§ **Record set**
━━━━━━━━━━━━━━━━
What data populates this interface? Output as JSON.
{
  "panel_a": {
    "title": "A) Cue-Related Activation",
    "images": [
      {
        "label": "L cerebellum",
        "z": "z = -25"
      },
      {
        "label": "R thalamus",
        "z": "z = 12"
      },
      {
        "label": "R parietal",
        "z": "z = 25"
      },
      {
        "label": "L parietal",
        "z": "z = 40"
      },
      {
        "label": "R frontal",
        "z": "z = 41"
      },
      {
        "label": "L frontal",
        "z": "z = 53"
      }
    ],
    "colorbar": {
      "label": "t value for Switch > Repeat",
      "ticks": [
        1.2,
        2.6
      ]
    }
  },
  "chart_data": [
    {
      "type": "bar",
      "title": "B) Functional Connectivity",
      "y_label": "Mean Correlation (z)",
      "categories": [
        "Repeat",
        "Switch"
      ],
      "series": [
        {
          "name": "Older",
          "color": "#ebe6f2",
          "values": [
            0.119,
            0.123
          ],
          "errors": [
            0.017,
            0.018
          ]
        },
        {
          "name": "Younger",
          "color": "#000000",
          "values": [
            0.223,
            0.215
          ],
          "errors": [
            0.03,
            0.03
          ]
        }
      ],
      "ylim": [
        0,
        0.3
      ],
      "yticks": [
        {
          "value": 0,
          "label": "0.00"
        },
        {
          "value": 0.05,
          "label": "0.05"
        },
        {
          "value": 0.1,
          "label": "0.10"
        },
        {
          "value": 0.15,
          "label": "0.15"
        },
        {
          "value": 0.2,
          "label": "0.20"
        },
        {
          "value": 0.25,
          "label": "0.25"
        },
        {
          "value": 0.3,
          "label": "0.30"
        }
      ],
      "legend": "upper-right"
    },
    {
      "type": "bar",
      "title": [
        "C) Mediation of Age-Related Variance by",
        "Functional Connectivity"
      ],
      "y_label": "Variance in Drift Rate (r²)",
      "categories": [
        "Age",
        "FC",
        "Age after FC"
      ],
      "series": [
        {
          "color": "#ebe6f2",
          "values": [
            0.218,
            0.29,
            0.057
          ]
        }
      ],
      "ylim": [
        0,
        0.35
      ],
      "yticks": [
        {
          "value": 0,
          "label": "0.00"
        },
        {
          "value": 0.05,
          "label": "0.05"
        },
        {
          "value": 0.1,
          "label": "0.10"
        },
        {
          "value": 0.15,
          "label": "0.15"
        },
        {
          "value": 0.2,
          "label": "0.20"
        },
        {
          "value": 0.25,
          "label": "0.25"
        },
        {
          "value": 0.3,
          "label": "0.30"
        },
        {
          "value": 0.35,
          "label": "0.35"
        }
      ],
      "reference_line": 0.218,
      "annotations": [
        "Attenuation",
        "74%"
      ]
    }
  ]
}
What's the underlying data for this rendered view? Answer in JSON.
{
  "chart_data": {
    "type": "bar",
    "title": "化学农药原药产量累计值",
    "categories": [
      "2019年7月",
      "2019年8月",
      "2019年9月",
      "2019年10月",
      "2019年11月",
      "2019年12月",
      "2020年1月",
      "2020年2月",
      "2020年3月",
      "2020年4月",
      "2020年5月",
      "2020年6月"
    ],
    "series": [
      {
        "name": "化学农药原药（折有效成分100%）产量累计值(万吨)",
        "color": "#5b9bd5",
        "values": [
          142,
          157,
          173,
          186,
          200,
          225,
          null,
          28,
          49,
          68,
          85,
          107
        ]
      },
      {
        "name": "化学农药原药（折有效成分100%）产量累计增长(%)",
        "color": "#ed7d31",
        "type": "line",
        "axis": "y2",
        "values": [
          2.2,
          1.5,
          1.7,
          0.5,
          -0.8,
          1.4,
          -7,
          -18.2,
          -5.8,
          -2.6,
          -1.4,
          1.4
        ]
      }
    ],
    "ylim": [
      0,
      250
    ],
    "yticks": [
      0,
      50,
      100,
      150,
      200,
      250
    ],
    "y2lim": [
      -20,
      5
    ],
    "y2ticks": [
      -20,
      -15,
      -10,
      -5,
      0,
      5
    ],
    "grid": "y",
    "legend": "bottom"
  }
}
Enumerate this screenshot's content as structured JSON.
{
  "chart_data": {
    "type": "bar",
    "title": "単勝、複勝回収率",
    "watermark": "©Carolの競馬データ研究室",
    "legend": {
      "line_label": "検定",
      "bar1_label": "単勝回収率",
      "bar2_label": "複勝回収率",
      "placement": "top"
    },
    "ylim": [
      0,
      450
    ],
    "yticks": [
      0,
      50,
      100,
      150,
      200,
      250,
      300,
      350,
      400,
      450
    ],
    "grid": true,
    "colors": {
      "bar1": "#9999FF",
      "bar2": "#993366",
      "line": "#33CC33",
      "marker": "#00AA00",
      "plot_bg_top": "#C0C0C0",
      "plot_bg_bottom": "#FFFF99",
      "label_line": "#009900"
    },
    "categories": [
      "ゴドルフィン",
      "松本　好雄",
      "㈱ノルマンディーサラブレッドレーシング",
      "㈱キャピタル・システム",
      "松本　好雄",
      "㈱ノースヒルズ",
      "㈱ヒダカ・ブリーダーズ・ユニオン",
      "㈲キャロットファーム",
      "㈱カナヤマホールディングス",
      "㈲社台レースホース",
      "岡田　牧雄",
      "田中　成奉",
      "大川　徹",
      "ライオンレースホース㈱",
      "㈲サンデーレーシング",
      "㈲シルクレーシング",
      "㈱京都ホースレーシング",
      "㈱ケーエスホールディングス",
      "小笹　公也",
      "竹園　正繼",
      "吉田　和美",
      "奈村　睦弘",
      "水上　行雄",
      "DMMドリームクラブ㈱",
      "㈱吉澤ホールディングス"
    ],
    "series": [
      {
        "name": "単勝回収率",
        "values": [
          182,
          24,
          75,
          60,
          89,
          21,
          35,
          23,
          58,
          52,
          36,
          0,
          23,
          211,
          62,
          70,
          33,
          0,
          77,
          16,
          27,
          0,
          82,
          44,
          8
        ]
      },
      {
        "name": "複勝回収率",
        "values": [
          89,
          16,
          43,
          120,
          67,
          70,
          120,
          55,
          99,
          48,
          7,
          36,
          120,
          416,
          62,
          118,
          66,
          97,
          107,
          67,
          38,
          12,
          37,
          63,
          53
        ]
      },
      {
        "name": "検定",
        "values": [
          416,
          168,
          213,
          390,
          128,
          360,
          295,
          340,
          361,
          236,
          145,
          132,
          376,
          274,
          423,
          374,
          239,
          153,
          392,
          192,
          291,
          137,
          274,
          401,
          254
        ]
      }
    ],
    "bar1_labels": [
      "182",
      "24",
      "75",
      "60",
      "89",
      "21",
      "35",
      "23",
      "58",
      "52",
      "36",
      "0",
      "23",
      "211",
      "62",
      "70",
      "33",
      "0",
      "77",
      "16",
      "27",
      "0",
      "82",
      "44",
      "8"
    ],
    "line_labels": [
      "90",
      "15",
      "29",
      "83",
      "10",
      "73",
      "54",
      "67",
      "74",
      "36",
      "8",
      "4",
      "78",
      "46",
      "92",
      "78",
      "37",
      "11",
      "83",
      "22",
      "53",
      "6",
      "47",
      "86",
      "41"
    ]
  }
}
━━━━━━━━━━━━━━━━
§ **Set exercise**
Your task is to report how many lines of the material include the string "this". Give the number and no other words.

§ **The completed task**
3